#### SOURCE EXTRACT

In trading volumes, GOOG shows a positive correlation with MSFT in trading volume anomalies, suggesting that these companies might have simultaneous unusual trading activities. AAPL’s volume anomalies have a negative correlation with other companies like NFLX and TSLA, indicating that when AAPL experiences unusual trading volume, these companies tend to have opposite anomalies in their trading volumes.
Analyzing the Risk of Anomalies
Now, let’s rate each stock based on the risk inferred from the anomalies detected. For this task, we can consider the frequency and magnitude of these anomalies. A stock could be considered more risky if it has frequent and large anomalies in its price or volume. Here’s how we can approach this:
- Frequency of Anomalies: A higher number of anomalies may indicate a higher risk.
- Magnitude of Anomalies: Larger deviations from the mean (higher absolute Z-scores) suggest higher risk.
We can compute a risk score for each stock by combining these factors. For simplicity, we could average the absolute Z-scores of anomalies for each stock and then normalize these scores across all stocks to get a risk rating:
# calculate the mean absolute Z-score for each stock as a risk indicator
adj_close_risk = anomalies_adj_close.groupby('Ticker')['Z-score'].apply(lambda x: abs(x).mean())
volume_risk = anomalies_volume.groupby('Ticker')['Z-score'].apply(lambda x: abs(x).mean())
# combine the risk scores from both price and volume anomalies
total_risk = adj_close_risk + volume_risk
# normalize the risk scores to get a relative risk rating from 0 to 1
risk_rating = (total_risk - total_risk.min()) / (total_risk.max() - total_risk.min())
print(risk_rating)Ticker
AAPL 0.173652
GOOG 0.063253
MSFT 0.000000
NFLX 1.000000
TSLA NaN
Name: Z-score, dtype: float64
Here’s the interpretation of each rating:
- AAPL: Has a risk rating of approximately 0.17. It suggests that Apple’s stock shows some level of risk due to anomalies, but it is relatively moderate compared to others like NFLX.

########
#### SUPPLIED INFORMATION

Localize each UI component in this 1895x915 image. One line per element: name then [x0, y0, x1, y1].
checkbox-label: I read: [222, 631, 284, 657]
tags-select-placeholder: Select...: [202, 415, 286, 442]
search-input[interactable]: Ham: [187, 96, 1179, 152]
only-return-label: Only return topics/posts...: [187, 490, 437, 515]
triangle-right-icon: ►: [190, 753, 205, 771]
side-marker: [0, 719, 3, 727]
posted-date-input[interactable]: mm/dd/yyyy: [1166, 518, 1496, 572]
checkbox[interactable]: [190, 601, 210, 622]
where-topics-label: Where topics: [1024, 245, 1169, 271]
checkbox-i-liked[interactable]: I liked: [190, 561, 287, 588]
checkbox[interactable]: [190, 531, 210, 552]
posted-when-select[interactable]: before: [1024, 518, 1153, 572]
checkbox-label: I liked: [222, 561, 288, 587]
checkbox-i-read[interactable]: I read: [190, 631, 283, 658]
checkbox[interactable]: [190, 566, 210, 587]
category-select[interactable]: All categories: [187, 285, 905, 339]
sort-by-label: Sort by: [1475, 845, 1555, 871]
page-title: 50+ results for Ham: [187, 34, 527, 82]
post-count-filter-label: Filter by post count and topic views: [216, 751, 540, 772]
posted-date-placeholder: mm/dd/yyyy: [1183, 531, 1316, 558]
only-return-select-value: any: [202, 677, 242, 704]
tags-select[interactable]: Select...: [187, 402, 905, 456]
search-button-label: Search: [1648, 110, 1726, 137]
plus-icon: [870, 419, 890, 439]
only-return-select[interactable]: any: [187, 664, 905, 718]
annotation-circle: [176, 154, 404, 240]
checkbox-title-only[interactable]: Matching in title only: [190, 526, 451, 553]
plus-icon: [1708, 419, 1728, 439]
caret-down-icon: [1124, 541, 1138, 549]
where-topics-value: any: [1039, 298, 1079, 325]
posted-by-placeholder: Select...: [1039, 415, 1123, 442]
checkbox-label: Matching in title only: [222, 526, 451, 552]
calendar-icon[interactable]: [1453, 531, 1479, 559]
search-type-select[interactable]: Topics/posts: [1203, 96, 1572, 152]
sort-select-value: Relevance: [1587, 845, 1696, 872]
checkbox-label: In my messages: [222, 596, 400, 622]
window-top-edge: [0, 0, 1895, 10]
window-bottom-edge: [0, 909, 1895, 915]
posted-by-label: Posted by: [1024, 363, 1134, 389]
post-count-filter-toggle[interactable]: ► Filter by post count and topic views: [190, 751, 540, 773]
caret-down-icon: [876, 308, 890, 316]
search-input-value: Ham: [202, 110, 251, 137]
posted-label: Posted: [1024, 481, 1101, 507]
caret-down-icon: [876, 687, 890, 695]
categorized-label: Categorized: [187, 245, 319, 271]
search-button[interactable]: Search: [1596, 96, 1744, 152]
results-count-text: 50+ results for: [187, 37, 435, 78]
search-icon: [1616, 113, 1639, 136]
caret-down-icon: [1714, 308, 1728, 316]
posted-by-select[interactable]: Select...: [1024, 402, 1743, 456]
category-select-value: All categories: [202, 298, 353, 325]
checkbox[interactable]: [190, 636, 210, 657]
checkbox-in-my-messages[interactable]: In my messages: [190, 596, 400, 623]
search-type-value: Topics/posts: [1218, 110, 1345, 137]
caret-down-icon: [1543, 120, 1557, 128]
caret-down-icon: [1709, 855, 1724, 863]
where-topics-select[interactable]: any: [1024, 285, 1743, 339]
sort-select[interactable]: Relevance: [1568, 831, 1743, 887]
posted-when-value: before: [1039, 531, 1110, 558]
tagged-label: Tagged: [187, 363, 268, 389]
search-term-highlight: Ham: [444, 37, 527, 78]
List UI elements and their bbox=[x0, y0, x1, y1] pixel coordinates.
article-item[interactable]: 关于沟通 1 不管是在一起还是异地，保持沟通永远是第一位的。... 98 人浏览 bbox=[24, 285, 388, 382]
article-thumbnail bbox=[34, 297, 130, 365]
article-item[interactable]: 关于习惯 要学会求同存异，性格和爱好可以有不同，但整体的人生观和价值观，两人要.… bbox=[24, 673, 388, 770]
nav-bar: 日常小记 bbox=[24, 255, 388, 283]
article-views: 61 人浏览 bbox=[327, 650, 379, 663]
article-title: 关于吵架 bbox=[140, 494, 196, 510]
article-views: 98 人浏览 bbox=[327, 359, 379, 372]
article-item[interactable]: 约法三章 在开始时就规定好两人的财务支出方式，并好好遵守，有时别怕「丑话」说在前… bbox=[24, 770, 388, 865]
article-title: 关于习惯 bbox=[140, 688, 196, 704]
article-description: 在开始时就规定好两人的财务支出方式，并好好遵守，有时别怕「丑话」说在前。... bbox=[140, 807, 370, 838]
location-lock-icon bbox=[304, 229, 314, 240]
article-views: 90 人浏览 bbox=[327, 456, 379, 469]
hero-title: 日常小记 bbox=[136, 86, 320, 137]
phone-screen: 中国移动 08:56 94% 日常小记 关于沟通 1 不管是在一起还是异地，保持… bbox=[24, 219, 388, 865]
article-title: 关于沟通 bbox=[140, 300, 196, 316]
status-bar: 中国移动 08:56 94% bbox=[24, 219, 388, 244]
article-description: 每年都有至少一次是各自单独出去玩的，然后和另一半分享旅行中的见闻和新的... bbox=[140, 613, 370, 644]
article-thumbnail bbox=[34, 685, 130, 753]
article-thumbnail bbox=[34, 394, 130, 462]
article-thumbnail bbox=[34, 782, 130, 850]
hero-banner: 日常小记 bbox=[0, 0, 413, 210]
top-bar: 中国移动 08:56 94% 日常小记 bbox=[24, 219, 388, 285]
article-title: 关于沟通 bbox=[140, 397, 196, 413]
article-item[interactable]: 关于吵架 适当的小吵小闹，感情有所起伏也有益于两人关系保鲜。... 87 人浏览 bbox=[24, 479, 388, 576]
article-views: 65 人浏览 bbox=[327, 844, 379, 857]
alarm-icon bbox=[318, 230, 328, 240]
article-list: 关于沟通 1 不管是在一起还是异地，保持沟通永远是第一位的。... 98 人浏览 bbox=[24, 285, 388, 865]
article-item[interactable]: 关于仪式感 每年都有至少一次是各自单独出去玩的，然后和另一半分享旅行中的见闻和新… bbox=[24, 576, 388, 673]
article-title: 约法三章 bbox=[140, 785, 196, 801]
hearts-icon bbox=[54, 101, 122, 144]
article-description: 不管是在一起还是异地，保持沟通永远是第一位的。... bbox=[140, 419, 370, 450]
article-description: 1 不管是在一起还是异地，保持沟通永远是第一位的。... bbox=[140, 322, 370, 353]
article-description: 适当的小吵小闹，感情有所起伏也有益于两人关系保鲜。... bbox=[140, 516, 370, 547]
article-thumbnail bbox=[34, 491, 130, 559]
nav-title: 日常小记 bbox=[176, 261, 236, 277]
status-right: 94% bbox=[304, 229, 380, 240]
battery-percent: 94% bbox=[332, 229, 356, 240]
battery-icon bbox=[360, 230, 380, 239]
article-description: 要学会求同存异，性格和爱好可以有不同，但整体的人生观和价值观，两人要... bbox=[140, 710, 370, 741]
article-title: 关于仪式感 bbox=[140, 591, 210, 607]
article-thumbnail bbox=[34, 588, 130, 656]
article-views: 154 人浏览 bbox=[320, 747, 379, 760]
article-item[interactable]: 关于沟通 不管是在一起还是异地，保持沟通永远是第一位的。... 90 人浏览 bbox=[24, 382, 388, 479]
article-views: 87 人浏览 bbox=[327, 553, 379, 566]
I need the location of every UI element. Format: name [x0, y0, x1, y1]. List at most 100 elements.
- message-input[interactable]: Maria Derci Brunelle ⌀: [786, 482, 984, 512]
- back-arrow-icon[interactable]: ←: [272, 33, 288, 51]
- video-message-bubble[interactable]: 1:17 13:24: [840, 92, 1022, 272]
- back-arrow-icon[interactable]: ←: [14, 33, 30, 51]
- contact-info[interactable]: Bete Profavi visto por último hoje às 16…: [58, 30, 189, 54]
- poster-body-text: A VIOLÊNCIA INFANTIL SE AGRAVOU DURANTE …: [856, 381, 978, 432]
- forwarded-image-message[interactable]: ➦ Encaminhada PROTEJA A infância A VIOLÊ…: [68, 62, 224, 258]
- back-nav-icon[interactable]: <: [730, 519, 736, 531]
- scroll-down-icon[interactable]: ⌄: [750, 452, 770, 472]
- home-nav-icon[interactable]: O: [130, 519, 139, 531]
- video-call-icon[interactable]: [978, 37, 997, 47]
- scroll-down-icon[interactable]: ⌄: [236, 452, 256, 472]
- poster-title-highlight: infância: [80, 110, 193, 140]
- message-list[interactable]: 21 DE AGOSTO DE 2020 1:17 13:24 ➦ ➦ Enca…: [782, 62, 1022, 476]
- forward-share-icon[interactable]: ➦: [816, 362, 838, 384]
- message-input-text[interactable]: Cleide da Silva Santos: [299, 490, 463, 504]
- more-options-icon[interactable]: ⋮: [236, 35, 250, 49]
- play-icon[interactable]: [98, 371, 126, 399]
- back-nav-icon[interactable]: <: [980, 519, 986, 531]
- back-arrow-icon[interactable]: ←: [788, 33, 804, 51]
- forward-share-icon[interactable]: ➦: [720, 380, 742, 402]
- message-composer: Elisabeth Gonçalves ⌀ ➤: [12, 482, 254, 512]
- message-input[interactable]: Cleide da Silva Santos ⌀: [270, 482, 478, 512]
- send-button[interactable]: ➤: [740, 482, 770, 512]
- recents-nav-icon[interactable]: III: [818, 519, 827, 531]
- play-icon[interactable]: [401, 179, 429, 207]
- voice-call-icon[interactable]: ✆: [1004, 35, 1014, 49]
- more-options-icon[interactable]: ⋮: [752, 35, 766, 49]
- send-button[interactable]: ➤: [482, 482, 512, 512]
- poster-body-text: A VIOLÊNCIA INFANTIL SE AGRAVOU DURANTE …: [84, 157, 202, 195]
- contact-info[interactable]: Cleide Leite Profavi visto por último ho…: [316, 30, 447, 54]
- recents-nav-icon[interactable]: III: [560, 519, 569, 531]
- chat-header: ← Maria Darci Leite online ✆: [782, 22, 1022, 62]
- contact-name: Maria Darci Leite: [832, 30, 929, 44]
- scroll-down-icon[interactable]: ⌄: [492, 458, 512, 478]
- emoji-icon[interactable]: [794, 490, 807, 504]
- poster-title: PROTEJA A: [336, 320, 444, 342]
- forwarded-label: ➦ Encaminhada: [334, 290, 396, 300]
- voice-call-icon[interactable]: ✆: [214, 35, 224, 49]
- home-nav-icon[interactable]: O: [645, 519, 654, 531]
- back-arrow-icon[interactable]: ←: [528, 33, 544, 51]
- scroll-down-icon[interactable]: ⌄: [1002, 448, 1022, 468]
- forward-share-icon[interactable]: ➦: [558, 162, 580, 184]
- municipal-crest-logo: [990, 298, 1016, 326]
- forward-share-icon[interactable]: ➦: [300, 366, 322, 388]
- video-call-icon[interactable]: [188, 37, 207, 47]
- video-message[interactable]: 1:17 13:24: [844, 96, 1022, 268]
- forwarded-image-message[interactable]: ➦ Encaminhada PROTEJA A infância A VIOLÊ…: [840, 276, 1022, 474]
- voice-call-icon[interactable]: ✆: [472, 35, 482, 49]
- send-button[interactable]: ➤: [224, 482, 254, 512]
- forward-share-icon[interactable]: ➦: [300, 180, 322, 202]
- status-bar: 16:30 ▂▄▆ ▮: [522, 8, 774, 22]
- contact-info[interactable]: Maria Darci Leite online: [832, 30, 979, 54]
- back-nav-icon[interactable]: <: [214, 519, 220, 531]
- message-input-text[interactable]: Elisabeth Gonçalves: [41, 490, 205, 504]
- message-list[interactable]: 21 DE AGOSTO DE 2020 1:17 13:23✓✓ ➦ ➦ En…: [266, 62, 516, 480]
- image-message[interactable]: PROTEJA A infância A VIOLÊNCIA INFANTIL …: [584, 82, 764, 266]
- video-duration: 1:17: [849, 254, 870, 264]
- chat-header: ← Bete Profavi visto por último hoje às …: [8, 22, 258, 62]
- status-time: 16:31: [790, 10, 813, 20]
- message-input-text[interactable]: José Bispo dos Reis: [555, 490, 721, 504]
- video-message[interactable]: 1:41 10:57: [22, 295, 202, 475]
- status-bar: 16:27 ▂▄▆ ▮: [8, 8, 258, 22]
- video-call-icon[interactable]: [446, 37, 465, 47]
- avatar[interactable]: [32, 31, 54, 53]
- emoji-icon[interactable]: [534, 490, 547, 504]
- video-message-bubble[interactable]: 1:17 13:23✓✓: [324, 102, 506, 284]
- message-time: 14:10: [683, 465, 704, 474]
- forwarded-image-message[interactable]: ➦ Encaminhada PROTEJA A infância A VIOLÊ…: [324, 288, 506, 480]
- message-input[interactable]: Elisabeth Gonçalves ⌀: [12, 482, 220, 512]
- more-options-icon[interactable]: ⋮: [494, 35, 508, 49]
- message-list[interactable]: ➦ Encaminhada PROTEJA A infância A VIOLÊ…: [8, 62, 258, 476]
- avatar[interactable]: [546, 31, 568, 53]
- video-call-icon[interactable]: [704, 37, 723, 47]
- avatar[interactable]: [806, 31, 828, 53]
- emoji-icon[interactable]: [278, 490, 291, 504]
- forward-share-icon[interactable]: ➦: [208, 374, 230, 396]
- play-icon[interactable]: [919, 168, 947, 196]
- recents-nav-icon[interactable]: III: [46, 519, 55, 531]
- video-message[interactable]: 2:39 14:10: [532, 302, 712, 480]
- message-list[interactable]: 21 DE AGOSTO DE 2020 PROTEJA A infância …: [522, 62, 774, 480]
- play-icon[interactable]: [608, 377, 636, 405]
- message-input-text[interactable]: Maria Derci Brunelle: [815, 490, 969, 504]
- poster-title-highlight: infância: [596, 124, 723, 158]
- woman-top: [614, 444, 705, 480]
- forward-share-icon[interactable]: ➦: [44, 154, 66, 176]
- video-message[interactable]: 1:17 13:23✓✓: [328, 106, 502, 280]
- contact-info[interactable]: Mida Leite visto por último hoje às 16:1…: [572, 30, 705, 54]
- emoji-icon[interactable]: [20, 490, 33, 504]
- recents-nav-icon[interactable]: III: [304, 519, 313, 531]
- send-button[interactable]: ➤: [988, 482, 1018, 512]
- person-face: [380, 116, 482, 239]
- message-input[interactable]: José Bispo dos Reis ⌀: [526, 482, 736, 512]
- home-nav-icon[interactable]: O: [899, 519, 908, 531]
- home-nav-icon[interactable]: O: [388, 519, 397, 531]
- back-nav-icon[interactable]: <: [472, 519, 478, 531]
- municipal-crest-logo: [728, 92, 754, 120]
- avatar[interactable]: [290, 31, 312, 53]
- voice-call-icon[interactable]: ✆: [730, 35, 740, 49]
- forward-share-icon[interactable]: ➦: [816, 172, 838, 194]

########

▶ TASKS AND EXERCISES:
1. According to the stock anomaly text, which two factors are combined to rate each stock's risk?
2. Return the stretch of the stock anomaly text from "Analyzing the Risk" through "a higher risk.".

▶ SOLUTIONS IN ORDER:
1. The frequency and the magnitude of the anomalies.

2.
Analyzing the Risk of Anomalies
Now, let’s rate each stock based on the risk inferred from the anomalies detected. For this task, we can consider the frequency and magnitude of these anomalies. A stock could be considered more risky if it has frequent and large anomalies in its price or volume. Here’s how we can approach this:
- Frequency of Anomalies: A higher number of anomalies may indicate a higher risk.